╭─ AVAILABLE DATA

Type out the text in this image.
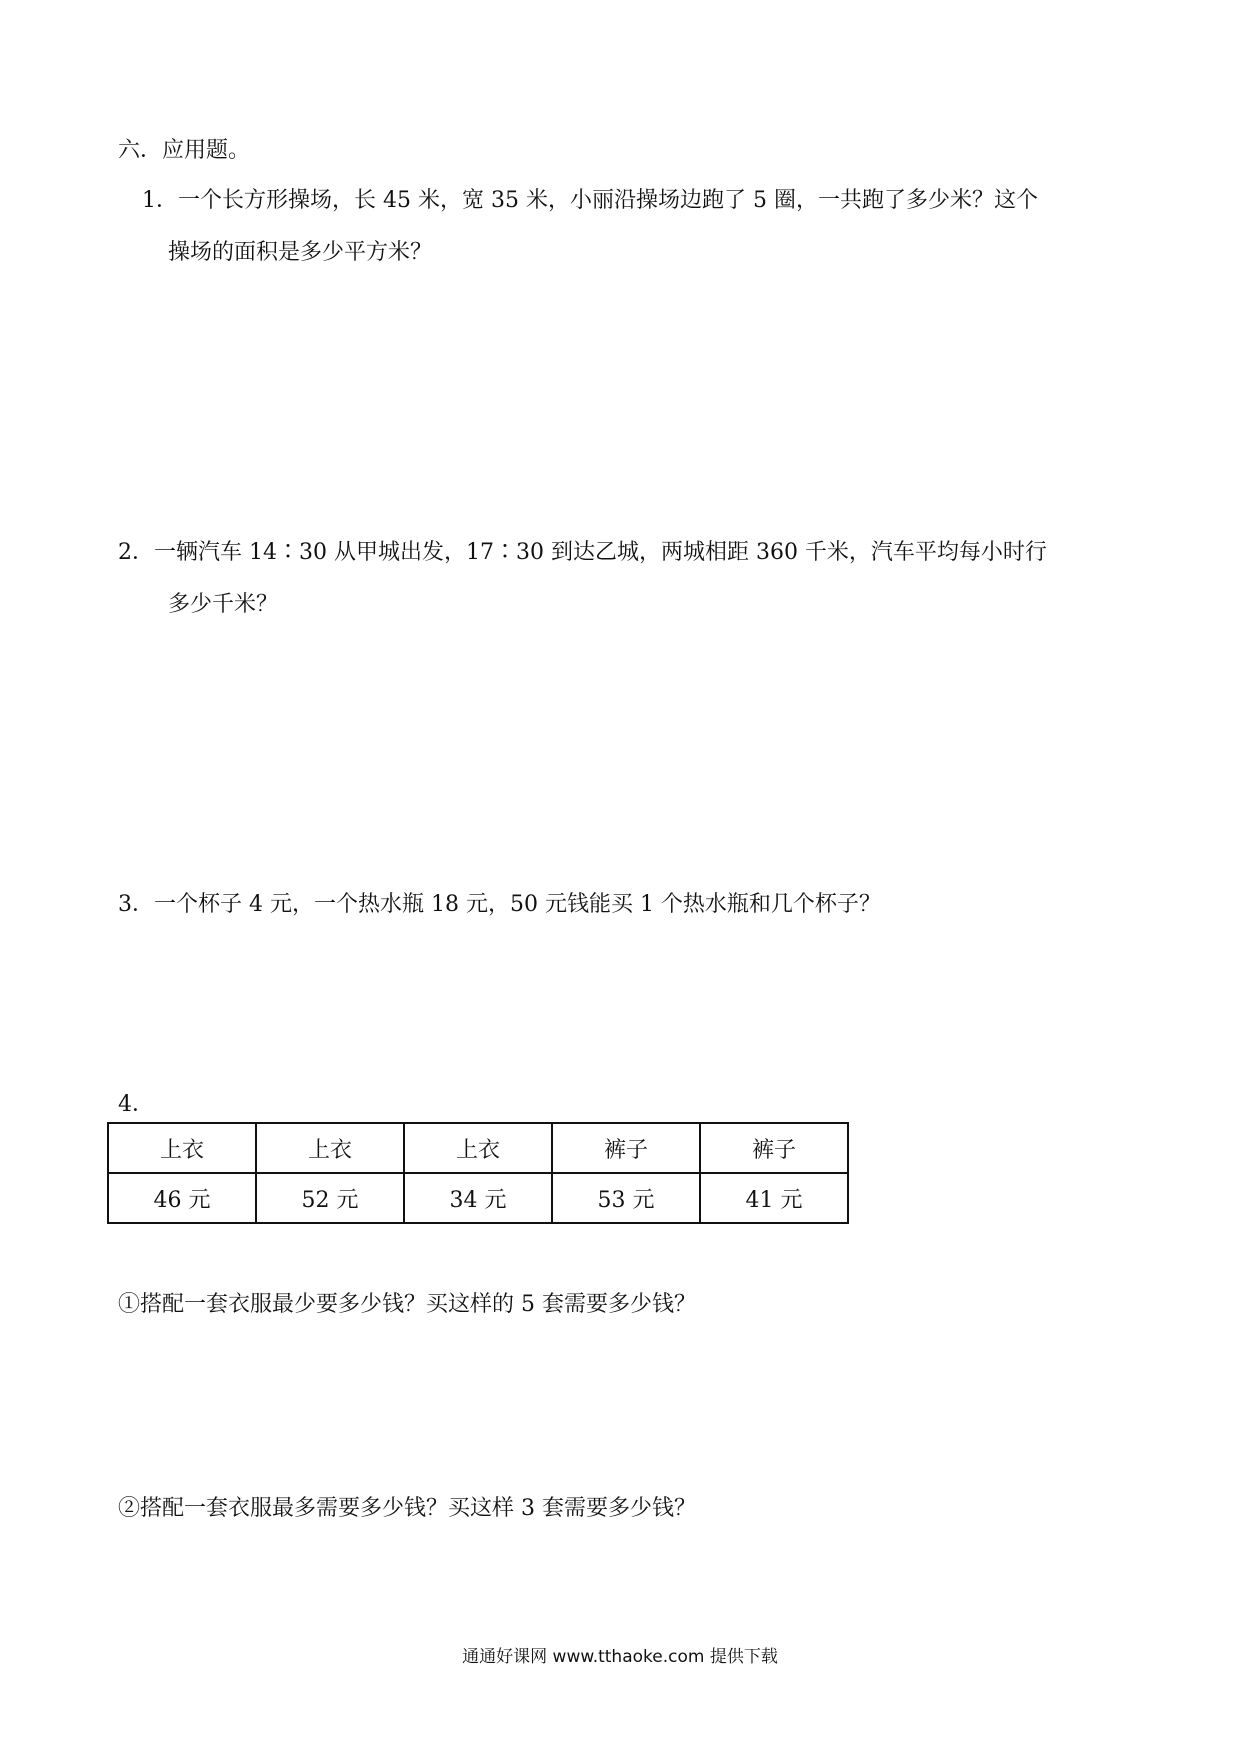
六．应用题。
1．一个长方形操场，长 45 米，宽 35 米，小丽沿操场边跑了 5 圈，一共跑了多少米？这个
操场的面积是多少平方米？
2．一辆汽车 14∶30 从甲城出发，17∶30 到达乙城，两城相距 360 千米，汽车平均每小时行
多少千米？
3．一个杯子 4 元，一个热水瓶 18 元，50 元钱能买 1 个热水瓶和几个杯子？
4．
上衣	上衣	上衣	裤子	裤子
46 元	52 元	34 元	53 元	41 元
①搭配一套衣服最少要多少钱？买这样的 5 套需要多少钱？
②搭配一套衣服最多需要多少钱？买这样 3 套需要多少钱？
通通好课网 www.tthaoke.com 提供下载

╰─

Repeat the material above word for word and skip every image in it.

Type out the text in this image.
六．应用题。
1．一个长方形操场，长 45 米，宽 35 米，小丽沿操场边跑了 5 圈，一共跑了多少米？这个
操场的面积是多少平方米？
2．一辆汽车 14∶30 从甲城出发，17∶30 到达乙城，两城相距 360 千米，汽车平均每小时行
多少千米？
3．一个杯子 4 元，一个热水瓶 18 元，50 元钱能买 1 个热水瓶和几个杯子？
4．
上衣	上衣	上衣	裤子	裤子
46 元	52 元	34 元	53 元	41 元
①搭配一套衣服最少要多少钱？买这样的 5 套需要多少钱？
②搭配一套衣服最多需要多少钱？买这样 3 套需要多少钱？
通通好课网 www.tthaoke.com 提供下载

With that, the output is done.